#### Your objective:
Give the count of lines that include the string "vert". Add nothing to it.

━━━ Listed records ━━━

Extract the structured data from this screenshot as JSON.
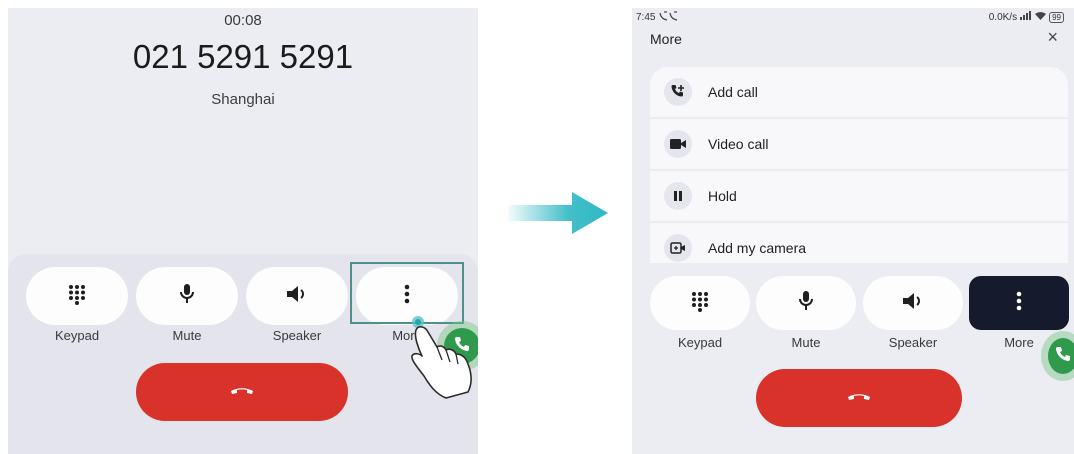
{
  "left_phone": {
    "timer": "00:08",
    "number": "021 5291 5291",
    "location": "Shanghai",
    "controls": [
      {
        "label": "Keypad",
        "icon": "keypad-icon"
      },
      {
        "label": "Mute",
        "icon": "mic-icon"
      },
      {
        "label": "Speaker",
        "icon": "speaker-icon"
      },
      {
        "label": "More",
        "icon": "more-vert-icon"
      }
    ],
    "hangup_icon": "end-call-icon"
  },
  "right_phone": {
    "status": {
      "time": "7:45",
      "speed": "0.0K/s",
      "battery": "99"
    },
    "sheet_title": "More",
    "close_glyph": "×",
    "menu": [
      {
        "label": "Add call",
        "icon": "add-call-icon"
      },
      {
        "label": "Video call",
        "icon": "video-call-icon"
      },
      {
        "label": "Hold",
        "icon": "pause-icon"
      },
      {
        "label": "Add my camera",
        "icon": "add-camera-icon"
      }
    ],
    "controls": [
      {
        "label": "Keypad",
        "icon": "keypad-icon"
      },
      {
        "label": "Mute",
        "icon": "mic-icon"
      },
      {
        "label": "Speaker",
        "icon": "speaker-icon"
      },
      {
        "label": "More",
        "icon": "more-vert-icon",
        "active": true
      }
    ],
    "hangup_icon": "end-call-icon"
  },
  "colors": {
    "hangup": "#d9322a",
    "arrow": "#2fb8c4",
    "active_button": "#151b2c",
    "fab": "#2f9a4b",
    "highlight_box": "#4f8f8c"
  }
}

━━━

#### Problem solution:
2